▸ Records contained in a dataset
============

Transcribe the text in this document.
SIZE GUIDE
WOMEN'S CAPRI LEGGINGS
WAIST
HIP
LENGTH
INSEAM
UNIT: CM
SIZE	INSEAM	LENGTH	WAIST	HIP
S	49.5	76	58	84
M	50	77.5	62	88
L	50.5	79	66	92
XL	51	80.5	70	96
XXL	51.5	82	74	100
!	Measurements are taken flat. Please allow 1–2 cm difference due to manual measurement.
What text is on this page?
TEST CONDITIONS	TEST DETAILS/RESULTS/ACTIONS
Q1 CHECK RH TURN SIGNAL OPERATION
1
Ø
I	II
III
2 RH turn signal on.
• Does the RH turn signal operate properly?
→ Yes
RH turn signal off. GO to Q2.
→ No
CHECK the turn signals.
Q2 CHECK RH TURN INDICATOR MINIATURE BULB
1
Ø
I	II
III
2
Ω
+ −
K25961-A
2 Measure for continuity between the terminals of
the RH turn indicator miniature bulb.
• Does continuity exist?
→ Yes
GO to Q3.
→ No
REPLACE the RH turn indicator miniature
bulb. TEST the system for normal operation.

============

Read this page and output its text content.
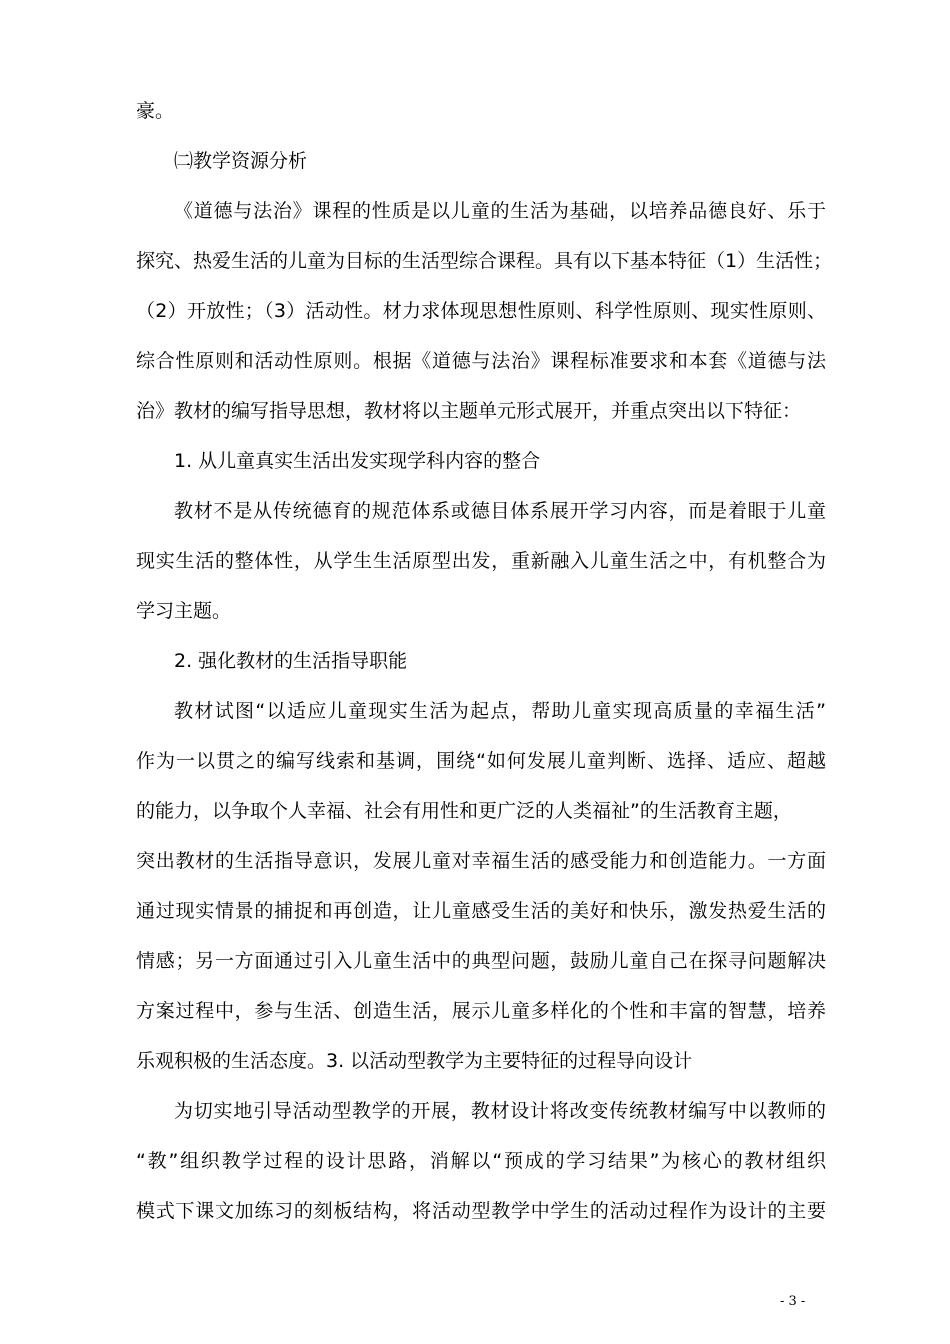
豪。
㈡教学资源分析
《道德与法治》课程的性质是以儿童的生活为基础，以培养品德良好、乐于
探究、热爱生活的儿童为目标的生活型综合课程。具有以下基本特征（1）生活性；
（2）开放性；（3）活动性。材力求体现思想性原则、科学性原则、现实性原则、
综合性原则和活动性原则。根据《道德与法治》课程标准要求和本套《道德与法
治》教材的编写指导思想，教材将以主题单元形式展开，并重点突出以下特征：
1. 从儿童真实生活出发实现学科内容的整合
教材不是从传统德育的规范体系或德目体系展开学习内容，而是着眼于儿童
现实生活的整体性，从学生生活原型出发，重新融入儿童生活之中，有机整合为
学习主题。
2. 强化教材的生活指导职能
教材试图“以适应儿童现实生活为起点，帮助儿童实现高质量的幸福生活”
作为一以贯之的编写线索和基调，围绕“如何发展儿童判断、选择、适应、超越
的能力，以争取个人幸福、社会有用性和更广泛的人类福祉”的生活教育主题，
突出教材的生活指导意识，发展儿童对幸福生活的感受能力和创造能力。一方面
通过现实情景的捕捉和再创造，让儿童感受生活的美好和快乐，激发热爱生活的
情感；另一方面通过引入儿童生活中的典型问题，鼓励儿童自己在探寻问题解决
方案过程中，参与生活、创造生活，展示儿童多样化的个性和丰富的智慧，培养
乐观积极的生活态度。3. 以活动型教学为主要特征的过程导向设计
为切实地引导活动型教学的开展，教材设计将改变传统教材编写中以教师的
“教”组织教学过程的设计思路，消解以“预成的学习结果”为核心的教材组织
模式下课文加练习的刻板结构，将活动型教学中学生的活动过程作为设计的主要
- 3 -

============

Filter the records down to the lines that contain the string "Does", and copy those lines.

• Does the RH turn signal operate properly?
• Does continuity exist?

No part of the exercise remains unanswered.